┌─ Dataset records

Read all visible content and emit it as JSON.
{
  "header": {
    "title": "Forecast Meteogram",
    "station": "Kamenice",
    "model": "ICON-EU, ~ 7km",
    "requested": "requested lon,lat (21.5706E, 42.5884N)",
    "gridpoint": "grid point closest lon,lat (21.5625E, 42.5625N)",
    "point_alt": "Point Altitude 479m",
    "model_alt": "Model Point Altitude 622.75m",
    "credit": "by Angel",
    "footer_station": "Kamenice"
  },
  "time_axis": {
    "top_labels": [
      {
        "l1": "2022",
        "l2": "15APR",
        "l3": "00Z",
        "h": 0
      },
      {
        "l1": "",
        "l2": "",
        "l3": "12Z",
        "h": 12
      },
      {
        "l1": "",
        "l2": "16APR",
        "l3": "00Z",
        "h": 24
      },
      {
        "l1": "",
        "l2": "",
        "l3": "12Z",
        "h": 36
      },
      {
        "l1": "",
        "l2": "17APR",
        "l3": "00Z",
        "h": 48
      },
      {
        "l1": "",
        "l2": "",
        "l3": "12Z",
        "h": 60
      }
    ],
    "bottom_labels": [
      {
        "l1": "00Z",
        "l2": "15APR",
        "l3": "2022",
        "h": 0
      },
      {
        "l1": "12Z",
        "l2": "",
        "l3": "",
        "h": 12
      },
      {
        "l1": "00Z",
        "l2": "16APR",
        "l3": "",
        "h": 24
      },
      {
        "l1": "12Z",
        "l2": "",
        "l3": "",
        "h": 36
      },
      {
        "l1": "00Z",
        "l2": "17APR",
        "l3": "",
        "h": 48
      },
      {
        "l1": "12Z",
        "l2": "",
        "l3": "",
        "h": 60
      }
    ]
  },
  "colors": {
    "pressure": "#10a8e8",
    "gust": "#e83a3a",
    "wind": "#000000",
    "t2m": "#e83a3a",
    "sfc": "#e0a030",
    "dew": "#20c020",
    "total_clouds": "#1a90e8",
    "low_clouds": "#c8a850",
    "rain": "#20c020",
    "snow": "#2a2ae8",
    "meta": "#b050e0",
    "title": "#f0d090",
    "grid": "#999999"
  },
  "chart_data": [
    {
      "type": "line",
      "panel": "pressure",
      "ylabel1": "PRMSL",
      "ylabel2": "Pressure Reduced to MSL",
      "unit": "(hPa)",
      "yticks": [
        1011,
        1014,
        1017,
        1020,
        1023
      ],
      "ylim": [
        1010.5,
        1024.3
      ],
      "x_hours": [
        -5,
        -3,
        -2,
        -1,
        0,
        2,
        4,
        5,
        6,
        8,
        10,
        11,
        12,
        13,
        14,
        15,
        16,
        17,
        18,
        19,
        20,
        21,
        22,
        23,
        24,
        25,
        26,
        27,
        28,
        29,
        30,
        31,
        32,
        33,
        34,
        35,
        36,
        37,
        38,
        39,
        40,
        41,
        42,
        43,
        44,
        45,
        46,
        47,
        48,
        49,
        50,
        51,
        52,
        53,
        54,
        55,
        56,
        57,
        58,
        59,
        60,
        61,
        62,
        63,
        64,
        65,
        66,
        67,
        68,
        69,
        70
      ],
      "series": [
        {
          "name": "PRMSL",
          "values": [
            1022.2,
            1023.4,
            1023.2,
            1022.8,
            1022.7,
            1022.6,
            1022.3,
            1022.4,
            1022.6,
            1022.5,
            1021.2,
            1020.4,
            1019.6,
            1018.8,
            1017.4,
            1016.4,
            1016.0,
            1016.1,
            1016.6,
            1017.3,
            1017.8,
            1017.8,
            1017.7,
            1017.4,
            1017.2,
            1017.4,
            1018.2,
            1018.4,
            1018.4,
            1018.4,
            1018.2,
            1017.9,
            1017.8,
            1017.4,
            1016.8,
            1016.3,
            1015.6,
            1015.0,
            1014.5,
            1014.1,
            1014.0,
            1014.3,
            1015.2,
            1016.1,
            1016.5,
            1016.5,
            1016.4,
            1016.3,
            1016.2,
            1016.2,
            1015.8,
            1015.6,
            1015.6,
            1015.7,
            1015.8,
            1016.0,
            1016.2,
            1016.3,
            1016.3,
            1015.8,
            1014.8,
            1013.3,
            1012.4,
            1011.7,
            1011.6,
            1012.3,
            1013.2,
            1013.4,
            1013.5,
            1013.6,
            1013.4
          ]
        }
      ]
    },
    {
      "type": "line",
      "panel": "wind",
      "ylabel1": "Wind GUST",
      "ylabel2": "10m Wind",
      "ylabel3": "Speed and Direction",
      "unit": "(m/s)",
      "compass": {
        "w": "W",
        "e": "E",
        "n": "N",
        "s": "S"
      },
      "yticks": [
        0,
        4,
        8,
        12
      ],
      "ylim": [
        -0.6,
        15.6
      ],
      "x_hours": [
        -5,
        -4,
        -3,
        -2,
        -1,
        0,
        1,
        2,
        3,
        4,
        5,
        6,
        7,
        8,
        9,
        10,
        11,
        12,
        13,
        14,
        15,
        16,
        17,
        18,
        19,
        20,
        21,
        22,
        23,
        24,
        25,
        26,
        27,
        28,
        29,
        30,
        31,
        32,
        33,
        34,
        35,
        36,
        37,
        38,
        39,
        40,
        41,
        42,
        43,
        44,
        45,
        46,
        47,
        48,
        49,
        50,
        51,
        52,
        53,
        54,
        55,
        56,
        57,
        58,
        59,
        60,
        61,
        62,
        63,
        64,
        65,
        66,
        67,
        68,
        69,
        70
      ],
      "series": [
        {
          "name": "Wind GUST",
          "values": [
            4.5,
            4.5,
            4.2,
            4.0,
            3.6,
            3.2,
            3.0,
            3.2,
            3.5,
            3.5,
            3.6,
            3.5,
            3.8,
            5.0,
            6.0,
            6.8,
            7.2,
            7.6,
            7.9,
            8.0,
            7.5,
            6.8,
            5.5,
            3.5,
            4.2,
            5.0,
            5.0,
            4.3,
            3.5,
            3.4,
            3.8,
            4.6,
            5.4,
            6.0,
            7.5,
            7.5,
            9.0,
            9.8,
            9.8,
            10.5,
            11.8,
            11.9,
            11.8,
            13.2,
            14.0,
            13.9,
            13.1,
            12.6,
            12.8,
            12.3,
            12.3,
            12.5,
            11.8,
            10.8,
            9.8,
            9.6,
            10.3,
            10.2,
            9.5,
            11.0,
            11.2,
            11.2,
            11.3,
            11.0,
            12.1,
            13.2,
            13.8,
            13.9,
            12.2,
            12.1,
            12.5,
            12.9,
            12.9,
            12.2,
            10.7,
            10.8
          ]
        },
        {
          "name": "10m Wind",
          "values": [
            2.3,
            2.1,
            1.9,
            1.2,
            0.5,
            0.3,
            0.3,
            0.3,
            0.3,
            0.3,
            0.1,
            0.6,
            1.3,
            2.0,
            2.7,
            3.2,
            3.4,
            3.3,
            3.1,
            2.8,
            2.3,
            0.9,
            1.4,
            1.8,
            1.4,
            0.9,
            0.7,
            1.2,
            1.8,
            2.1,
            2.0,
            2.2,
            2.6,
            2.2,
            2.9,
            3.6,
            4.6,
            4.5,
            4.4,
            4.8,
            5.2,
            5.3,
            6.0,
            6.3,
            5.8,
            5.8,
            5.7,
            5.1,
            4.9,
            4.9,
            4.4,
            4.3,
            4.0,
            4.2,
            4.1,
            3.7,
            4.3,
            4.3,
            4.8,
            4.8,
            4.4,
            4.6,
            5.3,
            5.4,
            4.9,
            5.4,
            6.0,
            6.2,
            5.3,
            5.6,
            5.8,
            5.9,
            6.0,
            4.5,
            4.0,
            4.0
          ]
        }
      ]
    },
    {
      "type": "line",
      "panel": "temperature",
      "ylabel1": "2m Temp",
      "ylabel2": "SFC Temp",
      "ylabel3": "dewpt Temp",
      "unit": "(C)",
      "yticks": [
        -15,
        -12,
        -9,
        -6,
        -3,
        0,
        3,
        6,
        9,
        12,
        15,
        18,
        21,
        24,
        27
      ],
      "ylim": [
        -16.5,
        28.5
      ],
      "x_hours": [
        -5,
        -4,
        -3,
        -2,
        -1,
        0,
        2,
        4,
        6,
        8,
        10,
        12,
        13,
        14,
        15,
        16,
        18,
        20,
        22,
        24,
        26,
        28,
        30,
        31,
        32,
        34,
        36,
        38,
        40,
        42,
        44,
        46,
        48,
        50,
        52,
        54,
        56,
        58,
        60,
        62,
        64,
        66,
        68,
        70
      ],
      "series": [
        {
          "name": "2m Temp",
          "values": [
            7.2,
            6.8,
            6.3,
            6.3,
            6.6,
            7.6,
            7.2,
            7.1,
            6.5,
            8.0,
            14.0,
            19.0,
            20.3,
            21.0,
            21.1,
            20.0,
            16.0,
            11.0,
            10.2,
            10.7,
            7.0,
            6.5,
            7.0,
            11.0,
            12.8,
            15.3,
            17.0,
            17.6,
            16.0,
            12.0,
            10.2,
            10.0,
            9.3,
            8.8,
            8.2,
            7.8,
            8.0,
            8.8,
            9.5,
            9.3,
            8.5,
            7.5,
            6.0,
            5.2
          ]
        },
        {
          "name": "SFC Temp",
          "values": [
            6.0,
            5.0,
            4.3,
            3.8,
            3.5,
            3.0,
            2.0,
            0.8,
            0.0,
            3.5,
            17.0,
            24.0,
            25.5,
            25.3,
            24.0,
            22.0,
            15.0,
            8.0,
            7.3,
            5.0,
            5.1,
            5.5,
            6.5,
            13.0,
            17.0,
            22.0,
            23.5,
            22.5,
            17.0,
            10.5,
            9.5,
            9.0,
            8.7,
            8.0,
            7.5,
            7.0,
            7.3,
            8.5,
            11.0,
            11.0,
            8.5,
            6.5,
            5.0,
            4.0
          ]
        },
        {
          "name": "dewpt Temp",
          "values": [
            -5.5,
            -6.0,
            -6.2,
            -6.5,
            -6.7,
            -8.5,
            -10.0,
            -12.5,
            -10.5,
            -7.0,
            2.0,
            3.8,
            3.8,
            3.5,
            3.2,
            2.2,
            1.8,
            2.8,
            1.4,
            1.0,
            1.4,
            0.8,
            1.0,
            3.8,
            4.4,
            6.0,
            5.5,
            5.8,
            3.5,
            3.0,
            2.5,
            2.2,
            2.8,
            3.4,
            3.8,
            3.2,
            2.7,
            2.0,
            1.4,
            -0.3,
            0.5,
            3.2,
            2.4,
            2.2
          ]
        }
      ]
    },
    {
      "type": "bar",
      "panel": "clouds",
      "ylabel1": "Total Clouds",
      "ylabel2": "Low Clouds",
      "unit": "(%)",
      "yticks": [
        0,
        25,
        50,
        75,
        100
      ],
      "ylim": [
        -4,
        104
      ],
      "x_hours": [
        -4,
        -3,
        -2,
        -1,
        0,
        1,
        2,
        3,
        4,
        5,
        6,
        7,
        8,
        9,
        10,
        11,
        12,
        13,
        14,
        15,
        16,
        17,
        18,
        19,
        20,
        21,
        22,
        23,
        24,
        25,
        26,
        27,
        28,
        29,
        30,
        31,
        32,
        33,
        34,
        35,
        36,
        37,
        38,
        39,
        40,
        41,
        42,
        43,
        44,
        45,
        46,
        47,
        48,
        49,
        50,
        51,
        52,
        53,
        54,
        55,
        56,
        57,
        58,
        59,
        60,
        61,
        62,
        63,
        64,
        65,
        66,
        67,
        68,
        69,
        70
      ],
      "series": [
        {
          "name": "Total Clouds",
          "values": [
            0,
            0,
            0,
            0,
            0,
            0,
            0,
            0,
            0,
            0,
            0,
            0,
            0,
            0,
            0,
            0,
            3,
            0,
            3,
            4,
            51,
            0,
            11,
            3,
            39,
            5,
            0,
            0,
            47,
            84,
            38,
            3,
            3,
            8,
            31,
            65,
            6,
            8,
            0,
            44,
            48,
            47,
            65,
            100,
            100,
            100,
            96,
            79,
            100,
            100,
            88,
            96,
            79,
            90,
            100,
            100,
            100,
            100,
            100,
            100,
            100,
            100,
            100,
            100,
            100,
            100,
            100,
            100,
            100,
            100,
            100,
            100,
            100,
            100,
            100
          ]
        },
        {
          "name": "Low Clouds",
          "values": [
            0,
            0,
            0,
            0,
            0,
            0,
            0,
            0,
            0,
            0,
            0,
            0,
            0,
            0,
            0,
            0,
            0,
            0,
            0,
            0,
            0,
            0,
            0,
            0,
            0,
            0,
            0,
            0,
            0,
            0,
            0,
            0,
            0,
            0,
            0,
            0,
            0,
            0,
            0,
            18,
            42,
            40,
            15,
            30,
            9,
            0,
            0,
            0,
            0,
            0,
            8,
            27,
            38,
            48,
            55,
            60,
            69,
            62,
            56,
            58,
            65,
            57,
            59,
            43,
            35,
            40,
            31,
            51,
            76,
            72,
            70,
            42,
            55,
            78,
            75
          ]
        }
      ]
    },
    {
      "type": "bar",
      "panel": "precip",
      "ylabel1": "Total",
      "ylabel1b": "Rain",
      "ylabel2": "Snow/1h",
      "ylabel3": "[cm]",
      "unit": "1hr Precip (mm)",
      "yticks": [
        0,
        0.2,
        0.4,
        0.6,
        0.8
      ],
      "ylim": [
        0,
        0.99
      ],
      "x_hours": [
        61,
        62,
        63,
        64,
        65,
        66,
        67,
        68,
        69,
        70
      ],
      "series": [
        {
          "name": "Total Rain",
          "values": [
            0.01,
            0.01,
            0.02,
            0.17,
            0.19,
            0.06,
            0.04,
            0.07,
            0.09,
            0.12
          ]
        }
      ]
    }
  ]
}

└─

● Exercise details
Pull out every line above that holds the word "Kamenice".

● Task response
    "station": "Kamenice",
    "footer_station": "Kamenice"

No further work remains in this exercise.